Request = Starting at the line that contains "What data populates", quote each line exactly through the last line of the entries, both included.

___ Data to process

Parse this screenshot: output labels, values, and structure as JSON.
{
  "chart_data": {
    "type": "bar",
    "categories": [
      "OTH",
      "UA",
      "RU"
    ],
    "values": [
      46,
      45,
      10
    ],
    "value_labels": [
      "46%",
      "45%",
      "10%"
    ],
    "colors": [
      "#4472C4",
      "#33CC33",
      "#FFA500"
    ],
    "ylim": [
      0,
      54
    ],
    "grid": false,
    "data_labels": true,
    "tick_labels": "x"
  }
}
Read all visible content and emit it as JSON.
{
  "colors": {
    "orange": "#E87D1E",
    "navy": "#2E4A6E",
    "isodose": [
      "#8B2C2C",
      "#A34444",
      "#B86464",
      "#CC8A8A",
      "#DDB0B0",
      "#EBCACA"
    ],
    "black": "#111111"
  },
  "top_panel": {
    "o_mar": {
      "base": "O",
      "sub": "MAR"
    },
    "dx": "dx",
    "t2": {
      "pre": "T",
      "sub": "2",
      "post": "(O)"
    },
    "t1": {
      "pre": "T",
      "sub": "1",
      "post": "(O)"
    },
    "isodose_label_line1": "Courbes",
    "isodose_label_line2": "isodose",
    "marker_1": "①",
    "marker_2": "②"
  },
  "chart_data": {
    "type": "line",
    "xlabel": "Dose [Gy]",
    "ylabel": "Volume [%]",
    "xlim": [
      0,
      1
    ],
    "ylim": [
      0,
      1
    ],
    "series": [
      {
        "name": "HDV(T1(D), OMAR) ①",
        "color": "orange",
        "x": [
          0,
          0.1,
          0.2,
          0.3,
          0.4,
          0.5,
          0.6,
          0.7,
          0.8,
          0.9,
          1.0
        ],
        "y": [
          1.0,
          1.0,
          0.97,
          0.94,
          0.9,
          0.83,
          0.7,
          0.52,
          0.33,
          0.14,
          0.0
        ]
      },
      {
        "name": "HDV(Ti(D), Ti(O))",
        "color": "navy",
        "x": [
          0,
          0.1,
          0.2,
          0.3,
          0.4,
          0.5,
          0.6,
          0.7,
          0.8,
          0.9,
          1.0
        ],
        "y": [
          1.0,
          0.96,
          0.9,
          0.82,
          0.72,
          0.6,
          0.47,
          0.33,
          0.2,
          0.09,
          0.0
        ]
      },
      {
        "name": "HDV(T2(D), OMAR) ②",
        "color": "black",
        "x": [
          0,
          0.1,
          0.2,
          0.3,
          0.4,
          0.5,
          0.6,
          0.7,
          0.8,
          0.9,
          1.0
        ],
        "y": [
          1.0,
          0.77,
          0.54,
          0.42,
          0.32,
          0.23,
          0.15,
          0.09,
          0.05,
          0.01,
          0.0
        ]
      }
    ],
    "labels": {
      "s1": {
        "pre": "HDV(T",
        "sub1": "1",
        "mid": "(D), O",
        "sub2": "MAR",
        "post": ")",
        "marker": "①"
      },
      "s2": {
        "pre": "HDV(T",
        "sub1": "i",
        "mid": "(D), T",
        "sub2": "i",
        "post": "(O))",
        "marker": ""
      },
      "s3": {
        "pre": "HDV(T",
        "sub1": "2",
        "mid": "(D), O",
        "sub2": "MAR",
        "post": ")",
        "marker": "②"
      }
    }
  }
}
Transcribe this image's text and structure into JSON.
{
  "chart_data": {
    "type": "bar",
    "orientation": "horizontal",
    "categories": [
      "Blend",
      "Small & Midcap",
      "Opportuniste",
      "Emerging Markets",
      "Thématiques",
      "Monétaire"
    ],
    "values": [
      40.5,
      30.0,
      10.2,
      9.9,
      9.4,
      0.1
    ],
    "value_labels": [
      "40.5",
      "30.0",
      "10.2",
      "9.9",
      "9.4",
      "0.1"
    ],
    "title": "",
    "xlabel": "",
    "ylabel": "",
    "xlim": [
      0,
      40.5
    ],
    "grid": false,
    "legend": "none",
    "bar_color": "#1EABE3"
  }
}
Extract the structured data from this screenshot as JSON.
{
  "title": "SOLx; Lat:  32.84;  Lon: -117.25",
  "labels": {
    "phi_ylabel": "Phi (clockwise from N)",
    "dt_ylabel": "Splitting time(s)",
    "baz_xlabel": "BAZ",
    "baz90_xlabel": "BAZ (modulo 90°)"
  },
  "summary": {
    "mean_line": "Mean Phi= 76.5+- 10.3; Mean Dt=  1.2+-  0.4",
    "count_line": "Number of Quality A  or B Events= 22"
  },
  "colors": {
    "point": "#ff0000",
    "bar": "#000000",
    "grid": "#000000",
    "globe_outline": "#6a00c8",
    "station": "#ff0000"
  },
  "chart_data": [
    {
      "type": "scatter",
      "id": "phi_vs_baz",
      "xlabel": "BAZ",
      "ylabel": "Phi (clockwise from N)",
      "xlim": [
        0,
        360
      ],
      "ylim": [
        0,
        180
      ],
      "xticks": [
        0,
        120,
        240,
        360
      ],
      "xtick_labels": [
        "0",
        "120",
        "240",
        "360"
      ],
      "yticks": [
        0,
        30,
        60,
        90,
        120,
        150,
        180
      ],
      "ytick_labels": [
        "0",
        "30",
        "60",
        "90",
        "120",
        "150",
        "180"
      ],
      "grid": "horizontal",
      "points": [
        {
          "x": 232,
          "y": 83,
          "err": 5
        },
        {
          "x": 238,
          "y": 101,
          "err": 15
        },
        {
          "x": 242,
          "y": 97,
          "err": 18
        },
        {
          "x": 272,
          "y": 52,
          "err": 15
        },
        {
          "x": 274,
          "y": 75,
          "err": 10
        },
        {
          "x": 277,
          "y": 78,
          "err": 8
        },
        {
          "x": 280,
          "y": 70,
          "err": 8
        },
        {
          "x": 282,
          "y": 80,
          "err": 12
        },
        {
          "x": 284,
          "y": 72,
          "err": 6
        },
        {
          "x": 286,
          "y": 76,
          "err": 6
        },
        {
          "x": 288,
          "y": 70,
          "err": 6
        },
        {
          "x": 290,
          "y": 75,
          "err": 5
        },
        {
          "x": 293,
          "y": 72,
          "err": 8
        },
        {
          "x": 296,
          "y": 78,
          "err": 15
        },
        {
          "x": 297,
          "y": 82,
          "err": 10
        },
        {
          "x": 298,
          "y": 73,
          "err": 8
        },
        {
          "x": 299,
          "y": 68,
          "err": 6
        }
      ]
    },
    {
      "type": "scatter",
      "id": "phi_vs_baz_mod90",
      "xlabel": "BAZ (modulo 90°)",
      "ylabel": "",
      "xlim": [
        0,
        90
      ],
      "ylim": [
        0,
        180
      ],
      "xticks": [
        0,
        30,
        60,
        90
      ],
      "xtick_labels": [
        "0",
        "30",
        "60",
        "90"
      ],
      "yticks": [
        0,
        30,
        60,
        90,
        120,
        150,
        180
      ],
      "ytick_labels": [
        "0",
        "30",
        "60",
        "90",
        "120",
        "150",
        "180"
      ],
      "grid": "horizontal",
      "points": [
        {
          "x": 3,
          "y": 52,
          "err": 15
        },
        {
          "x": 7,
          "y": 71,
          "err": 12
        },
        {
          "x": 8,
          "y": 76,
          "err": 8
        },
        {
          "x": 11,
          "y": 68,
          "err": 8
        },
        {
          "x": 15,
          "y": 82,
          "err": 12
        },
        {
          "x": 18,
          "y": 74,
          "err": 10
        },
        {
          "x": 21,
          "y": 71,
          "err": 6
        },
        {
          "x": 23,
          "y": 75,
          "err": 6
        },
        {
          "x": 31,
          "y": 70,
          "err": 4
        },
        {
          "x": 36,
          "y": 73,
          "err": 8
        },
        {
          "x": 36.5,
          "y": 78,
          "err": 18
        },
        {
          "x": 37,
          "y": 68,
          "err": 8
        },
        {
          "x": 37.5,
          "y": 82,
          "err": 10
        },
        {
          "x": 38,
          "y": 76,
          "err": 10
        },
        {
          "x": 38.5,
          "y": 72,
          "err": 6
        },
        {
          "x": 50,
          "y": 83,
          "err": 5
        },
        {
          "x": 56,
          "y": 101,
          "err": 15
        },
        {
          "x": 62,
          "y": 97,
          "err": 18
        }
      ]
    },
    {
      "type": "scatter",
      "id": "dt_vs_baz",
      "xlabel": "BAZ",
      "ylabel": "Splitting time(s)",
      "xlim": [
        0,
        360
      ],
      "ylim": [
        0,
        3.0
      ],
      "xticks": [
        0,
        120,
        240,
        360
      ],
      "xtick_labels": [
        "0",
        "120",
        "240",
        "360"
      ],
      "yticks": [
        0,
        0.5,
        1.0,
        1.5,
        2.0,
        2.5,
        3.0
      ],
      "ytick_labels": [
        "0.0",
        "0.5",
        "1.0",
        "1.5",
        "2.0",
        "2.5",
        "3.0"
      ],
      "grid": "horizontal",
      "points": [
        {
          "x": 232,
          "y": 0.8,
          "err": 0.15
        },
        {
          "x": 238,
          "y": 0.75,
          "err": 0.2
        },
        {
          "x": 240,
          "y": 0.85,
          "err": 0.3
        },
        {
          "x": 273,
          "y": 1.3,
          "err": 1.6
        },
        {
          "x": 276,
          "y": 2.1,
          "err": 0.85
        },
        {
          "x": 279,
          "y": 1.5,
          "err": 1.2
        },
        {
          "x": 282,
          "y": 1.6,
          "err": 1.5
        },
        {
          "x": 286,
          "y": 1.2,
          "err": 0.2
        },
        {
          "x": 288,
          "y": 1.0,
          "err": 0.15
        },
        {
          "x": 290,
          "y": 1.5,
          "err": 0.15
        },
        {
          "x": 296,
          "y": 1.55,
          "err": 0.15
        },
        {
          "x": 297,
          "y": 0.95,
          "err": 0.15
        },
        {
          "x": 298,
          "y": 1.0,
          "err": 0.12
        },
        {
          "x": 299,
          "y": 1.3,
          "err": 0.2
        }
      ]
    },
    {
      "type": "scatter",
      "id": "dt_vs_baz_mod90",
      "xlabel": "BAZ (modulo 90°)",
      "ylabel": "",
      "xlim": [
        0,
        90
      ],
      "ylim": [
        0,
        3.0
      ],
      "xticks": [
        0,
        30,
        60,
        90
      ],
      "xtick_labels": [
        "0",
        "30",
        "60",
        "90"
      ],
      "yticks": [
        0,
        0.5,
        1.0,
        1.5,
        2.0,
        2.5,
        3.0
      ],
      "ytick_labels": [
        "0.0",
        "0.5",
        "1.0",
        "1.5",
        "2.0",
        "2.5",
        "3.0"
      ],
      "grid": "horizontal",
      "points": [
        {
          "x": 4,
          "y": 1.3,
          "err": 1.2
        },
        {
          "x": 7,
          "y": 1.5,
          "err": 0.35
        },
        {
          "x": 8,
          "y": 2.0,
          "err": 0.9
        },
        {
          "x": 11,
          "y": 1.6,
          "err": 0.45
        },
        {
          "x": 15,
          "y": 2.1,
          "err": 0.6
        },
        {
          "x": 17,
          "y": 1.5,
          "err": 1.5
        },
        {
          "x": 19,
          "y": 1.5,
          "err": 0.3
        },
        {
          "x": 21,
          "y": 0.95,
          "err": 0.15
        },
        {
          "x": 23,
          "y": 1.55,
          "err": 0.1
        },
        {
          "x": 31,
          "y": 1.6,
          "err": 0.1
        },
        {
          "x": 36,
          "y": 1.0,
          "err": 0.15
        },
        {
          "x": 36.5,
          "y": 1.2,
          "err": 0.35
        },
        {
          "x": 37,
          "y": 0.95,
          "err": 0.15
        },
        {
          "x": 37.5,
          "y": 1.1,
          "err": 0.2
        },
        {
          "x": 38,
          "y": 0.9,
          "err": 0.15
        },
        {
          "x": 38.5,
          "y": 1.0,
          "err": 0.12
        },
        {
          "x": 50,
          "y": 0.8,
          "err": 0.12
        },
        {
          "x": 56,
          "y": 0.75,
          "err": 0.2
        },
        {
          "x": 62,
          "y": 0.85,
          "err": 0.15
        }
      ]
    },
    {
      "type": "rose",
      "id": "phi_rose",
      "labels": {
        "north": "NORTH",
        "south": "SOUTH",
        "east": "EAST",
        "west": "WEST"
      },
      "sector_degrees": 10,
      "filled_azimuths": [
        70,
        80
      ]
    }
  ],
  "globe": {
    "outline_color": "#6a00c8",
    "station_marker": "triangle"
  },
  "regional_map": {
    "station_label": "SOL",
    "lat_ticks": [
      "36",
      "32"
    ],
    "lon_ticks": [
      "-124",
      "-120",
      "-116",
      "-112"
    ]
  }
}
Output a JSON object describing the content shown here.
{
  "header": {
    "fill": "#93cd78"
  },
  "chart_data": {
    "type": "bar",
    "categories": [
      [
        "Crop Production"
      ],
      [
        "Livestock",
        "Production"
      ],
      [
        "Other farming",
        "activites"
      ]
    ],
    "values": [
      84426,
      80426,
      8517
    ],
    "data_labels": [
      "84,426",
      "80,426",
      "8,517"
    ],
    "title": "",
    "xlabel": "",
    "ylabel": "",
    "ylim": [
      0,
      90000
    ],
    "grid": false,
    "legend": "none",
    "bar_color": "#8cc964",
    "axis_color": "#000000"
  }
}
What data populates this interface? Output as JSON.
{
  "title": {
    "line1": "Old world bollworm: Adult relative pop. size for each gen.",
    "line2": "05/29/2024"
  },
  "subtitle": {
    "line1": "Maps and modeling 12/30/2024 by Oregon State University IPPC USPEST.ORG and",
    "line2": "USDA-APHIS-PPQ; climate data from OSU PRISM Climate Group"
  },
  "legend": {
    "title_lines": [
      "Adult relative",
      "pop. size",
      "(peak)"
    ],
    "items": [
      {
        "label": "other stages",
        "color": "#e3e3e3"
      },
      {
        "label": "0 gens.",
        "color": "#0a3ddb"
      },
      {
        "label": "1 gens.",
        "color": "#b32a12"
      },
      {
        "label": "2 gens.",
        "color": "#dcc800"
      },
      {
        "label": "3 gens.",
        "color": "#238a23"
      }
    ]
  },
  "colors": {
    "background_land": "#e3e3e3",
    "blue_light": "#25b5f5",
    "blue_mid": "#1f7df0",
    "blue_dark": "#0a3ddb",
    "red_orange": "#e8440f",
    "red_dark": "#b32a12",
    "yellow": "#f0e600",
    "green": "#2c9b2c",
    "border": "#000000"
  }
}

______

Exercise output =
What data populates this interface? Output as JSON.
{
  "title": {
    "line1": "Old world bollworm: Adult relative pop. size for each gen.",
    "line2": "05/29/2024"
  },
  "subtitle": {
    "line1": "Maps and modeling 12/30/2024 by Oregon State University IPPC USPEST.ORG and",
    "line2": "USDA-APHIS-PPQ; climate data from OSU PRISM Climate Group"
  },
  "legend": {
    "title_lines": [
      "Adult relative",
      "pop. size",
      "(peak)"
    ],
    "items": [
      {
        "label": "other stages",
        "color": "#e3e3e3"
      },
      {
        "label": "0 gens.",
        "color": "#0a3ddb"
      },
      {
        "label": "1 gens.",
        "color": "#b32a12"
      },
      {
        "label": "2 gens.",
        "color": "#dcc800"
      },
      {
        "label": "3 gens.",
        "color": "#238a23"
      }
    ]
  },
  "colors": {
    "background_land": "#e3e3e3",
    "blue_light": "#25b5f5",
    "blue_mid": "#1f7df0",
    "blue_dark": "#0a3ddb",
    "red_orange": "#e8440f",
    "red_dark": "#b32a12",
    "yellow": "#f0e600",
    "green": "#2c9b2c",
    "border": "#000000"
  }
}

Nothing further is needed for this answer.